-- Required task --
Return all entries word for word, but drop any images.

begin Records supplied

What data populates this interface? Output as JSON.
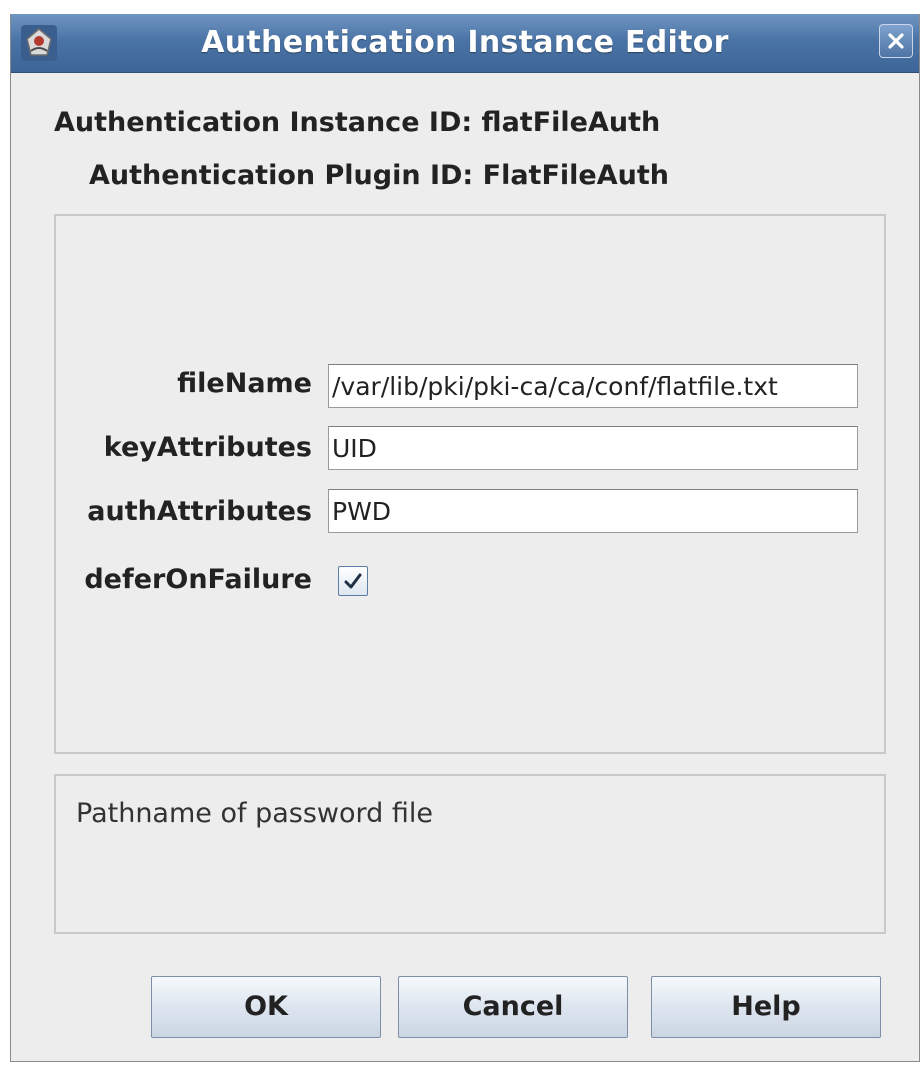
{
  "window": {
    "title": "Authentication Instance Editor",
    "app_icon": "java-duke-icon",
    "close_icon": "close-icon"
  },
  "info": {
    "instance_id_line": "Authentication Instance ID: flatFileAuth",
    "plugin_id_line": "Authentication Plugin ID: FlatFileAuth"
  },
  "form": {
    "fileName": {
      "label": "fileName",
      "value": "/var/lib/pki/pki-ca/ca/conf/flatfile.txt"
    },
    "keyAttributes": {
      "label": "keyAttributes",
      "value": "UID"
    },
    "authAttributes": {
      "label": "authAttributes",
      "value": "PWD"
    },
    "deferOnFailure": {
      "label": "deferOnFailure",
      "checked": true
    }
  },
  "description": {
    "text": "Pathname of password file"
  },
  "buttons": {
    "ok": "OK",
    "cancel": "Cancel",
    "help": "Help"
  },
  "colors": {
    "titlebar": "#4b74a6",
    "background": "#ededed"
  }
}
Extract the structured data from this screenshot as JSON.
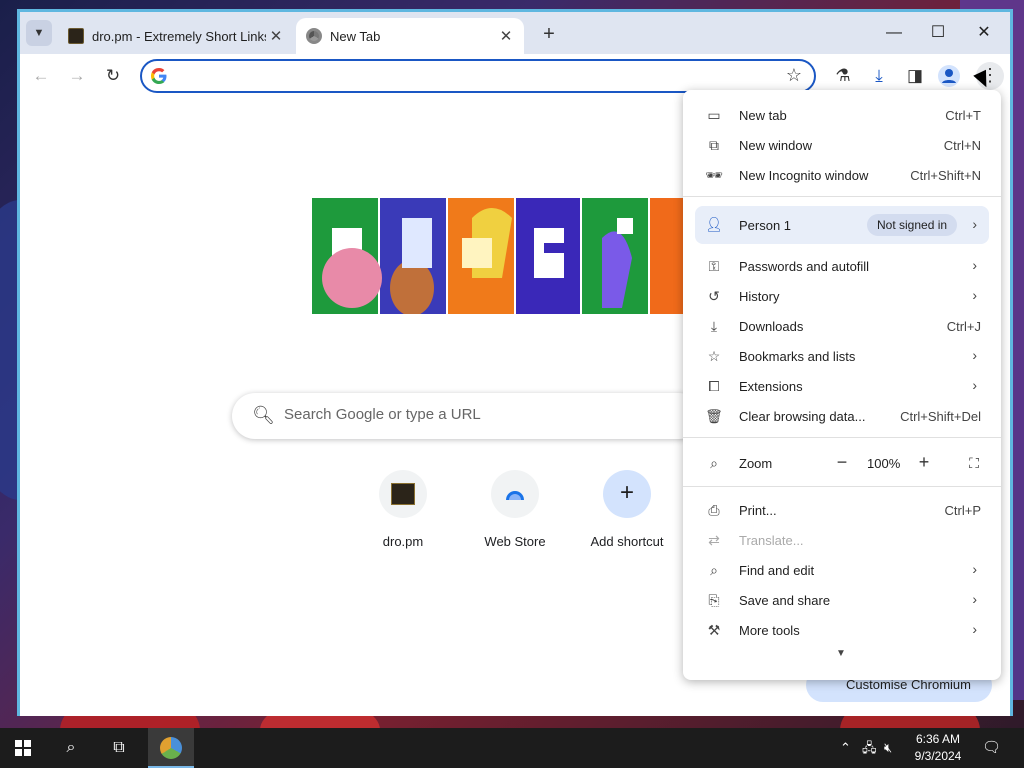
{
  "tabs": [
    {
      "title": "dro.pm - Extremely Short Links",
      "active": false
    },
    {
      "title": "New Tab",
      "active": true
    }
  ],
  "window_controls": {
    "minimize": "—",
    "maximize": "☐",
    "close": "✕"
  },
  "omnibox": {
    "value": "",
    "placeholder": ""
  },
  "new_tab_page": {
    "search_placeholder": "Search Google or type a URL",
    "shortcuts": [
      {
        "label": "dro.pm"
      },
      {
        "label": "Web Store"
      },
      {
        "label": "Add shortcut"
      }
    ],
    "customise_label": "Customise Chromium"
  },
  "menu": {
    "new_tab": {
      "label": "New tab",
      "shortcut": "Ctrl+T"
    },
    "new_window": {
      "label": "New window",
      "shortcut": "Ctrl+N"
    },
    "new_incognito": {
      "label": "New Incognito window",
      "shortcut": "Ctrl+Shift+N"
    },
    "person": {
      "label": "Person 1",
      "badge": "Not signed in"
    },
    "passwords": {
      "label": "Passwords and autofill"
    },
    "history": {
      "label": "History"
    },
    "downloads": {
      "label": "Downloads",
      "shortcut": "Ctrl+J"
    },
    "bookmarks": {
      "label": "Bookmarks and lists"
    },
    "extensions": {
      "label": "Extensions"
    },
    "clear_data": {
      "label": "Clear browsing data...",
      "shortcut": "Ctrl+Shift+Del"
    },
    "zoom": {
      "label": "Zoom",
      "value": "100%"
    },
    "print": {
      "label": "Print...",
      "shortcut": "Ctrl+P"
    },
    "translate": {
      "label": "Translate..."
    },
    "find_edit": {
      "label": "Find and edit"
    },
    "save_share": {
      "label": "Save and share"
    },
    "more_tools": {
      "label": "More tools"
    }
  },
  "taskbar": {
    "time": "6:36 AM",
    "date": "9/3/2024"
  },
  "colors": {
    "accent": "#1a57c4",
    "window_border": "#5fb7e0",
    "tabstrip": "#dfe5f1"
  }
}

end Records supplied

-- Task output --
What data populates this interface? Output as JSON.
{
  "window": {
    "title": "Authentication Instance Editor",
    "app_icon": "java-duke-icon",
    "close_icon": "close-icon"
  },
  "info": {
    "instance_id_line": "Authentication Instance ID: flatFileAuth",
    "plugin_id_line": "Authentication Plugin ID: FlatFileAuth"
  },
  "form": {
    "fileName": {
      "label": "fileName",
      "value": "/var/lib/pki/pki-ca/ca/conf/flatfile.txt"
    },
    "keyAttributes": {
      "label": "keyAttributes",
      "value": "UID"
    },
    "authAttributes": {
      "label": "authAttributes",
      "value": "PWD"
    },
    "deferOnFailure": {
      "label": "deferOnFailure",
      "checked": true
    }
  },
  "description": {
    "text": "Pathname of password file"
  },
  "buttons": {
    "ok": "OK",
    "cancel": "Cancel",
    "help": "Help"
  },
  "colors": {
    "titlebar": "#4b74a6",
    "background": "#ededed"
  }
}
Extract the structured data from this screenshot as JSON.
{
  "tabs": [
    {
      "title": "dro.pm - Extremely Short Links",
      "active": false
    },
    {
      "title": "New Tab",
      "active": true
    }
  ],
  "window_controls": {
    "minimize": "—",
    "maximize": "☐",
    "close": "✕"
  },
  "omnibox": {
    "value": "",
    "placeholder": ""
  },
  "new_tab_page": {
    "search_placeholder": "Search Google or type a URL",
    "shortcuts": [
      {
        "label": "dro.pm"
      },
      {
        "label": "Web Store"
      },
      {
        "label": "Add shortcut"
      }
    ],
    "customise_label": "Customise Chromium"
  },
  "menu": {
    "new_tab": {
      "label": "New tab",
      "shortcut": "Ctrl+T"
    },
    "new_window": {
      "label": "New window",
      "shortcut": "Ctrl+N"
    },
    "new_incognito": {
      "label": "New Incognito window",
      "shortcut": "Ctrl+Shift+N"
    },
    "person": {
      "label": "Person 1",
      "badge": "Not signed in"
    },
    "passwords": {
      "label": "Passwords and autofill"
    },
    "history": {
      "label": "History"
    },
    "downloads": {
      "label": "Downloads",
      "shortcut": "Ctrl+J"
    },
    "bookmarks": {
      "label": "Bookmarks and lists"
    },
    "extensions": {
      "label": "Extensions"
    },
    "clear_data": {
      "label": "Clear browsing data...",
      "shortcut": "Ctrl+Shift+Del"
    },
    "zoom": {
      "label": "Zoom",
      "value": "100%"
    },
    "print": {
      "label": "Print...",
      "shortcut": "Ctrl+P"
    },
    "translate": {
      "label": "Translate..."
    },
    "find_edit": {
      "label": "Find and edit"
    },
    "save_share": {
      "label": "Save and share"
    },
    "more_tools": {
      "label": "More tools"
    }
  },
  "taskbar": {
    "time": "6:36 AM",
    "date": "9/3/2024"
  },
  "colors": {
    "accent": "#1a57c4",
    "window_border": "#5fb7e0",
    "tabstrip": "#dfe5f1"
  }
}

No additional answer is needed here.